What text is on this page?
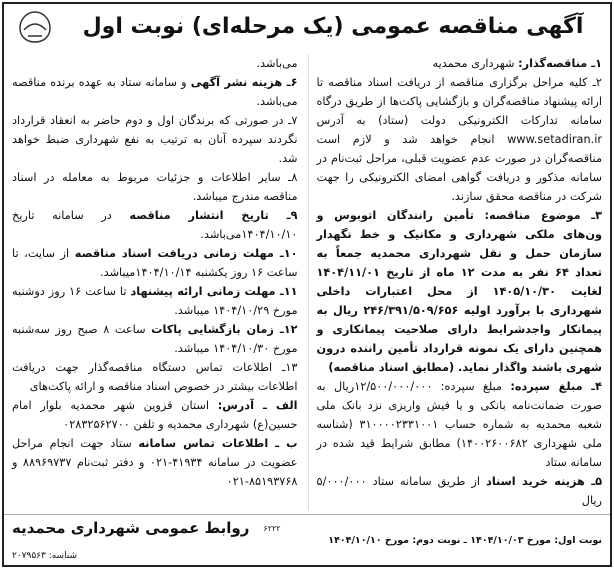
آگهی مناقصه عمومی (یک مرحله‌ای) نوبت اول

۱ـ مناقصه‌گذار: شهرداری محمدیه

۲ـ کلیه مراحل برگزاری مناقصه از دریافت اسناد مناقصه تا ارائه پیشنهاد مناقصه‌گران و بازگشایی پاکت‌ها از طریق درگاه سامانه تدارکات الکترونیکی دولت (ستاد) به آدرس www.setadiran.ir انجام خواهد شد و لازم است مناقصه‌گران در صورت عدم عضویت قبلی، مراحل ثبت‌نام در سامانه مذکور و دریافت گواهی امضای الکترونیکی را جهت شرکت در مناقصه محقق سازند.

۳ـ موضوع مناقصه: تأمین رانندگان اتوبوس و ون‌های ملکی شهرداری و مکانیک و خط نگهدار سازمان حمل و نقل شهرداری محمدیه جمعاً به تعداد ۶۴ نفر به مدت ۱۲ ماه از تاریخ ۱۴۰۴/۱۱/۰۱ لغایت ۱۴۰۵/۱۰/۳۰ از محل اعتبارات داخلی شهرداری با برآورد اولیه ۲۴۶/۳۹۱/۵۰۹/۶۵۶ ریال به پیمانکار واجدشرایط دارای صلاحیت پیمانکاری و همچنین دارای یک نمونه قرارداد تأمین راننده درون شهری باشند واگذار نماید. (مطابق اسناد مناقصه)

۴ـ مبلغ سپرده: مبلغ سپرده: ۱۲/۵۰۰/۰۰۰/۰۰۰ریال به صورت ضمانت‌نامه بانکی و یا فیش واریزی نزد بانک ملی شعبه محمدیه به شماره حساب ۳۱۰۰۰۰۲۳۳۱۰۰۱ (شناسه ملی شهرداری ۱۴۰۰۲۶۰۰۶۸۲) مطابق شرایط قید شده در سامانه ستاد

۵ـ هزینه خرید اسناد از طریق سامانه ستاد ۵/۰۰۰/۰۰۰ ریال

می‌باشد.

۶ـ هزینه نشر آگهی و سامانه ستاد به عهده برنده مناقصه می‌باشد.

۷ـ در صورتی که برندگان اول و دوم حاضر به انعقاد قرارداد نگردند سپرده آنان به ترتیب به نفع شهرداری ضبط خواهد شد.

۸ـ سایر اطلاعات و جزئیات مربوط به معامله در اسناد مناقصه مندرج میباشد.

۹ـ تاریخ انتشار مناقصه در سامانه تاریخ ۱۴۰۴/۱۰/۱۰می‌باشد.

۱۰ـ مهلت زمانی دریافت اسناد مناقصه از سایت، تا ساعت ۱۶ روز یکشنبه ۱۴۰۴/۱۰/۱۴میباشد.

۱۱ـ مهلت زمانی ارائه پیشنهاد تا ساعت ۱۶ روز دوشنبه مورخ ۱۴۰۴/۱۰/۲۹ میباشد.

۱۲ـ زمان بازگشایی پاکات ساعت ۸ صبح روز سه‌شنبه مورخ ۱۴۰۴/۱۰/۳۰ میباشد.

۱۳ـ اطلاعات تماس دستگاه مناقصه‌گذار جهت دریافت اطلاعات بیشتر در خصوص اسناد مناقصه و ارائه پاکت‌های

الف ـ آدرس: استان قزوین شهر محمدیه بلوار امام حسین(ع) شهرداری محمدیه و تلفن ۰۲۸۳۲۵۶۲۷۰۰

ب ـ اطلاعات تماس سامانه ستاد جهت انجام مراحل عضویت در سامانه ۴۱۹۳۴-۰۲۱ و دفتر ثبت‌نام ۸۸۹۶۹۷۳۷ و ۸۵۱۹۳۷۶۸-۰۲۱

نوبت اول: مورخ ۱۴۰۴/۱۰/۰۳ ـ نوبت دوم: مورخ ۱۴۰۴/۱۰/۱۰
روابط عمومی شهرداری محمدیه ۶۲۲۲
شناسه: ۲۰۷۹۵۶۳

--

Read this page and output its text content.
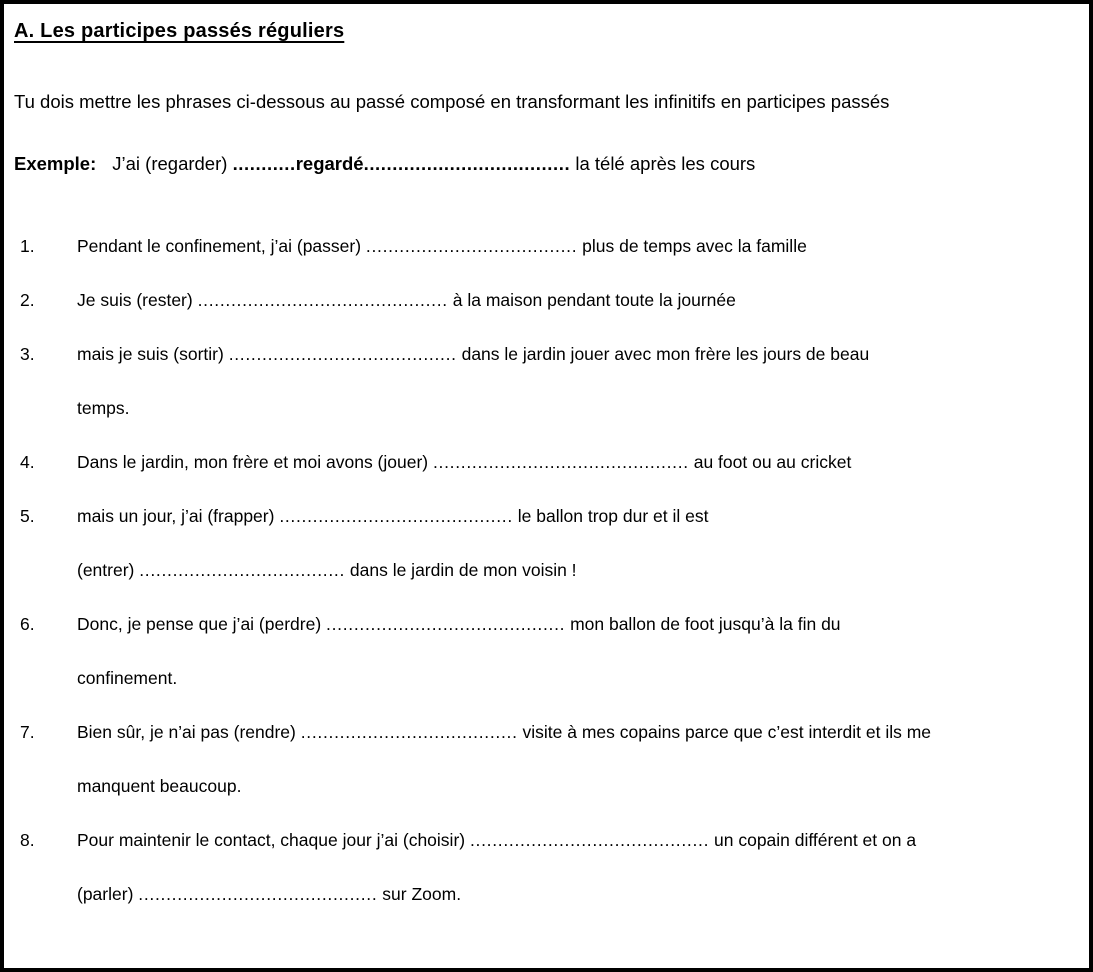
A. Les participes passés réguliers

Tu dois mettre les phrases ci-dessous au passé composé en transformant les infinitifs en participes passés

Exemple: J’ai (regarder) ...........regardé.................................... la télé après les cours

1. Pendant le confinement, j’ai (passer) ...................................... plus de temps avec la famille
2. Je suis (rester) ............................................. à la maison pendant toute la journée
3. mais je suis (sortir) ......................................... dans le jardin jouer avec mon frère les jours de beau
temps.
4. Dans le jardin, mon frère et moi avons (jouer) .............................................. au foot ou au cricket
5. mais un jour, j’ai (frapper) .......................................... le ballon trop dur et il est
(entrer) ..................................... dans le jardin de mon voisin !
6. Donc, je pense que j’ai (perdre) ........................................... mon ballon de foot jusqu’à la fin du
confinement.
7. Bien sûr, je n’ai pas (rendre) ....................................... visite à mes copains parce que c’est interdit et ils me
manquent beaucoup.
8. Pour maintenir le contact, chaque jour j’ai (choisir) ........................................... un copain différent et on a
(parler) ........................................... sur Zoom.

YOUR GOAL: Respond with the number of lines containing "page" and no additional words.

EXERCISE ANSWER: 2